→ **Work instructions**
Write the material out again exactly as it stands.

→ **Data for processing**
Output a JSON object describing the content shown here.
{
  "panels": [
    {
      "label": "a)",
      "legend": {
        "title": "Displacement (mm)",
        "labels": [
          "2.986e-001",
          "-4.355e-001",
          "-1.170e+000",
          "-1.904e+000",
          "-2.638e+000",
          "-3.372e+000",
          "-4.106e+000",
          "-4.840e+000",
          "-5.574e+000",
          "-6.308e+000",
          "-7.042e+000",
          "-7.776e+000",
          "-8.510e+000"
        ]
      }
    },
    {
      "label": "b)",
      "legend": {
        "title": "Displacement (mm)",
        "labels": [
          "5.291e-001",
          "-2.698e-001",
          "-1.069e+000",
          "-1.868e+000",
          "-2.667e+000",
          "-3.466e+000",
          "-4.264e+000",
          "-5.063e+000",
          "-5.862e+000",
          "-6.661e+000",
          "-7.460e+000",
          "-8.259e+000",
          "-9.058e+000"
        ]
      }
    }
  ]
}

→ **The result**
Output a JSON object describing the content shown here.
{
  "panels": [
    {
      "label": "a)",
      "legend": {
        "title": "Displacement (mm)",
        "labels": [
          "2.986e-001",
          "-4.355e-001",
          "-1.170e+000",
          "-1.904e+000",
          "-2.638e+000",
          "-3.372e+000",
          "-4.106e+000",
          "-4.840e+000",
          "-5.574e+000",
          "-6.308e+000",
          "-7.042e+000",
          "-7.776e+000",
          "-8.510e+000"
        ]
      }
    },
    {
      "label": "b)",
      "legend": {
        "title": "Displacement (mm)",
        "labels": [
          "5.291e-001",
          "-2.698e-001",
          "-1.069e+000",
          "-1.868e+000",
          "-2.667e+000",
          "-3.466e+000",
          "-4.264e+000",
          "-5.063e+000",
          "-5.862e+000",
          "-6.661e+000",
          "-7.460e+000",
          "-8.259e+000",
          "-9.058e+000"
        ]
      }
    }
  ]
}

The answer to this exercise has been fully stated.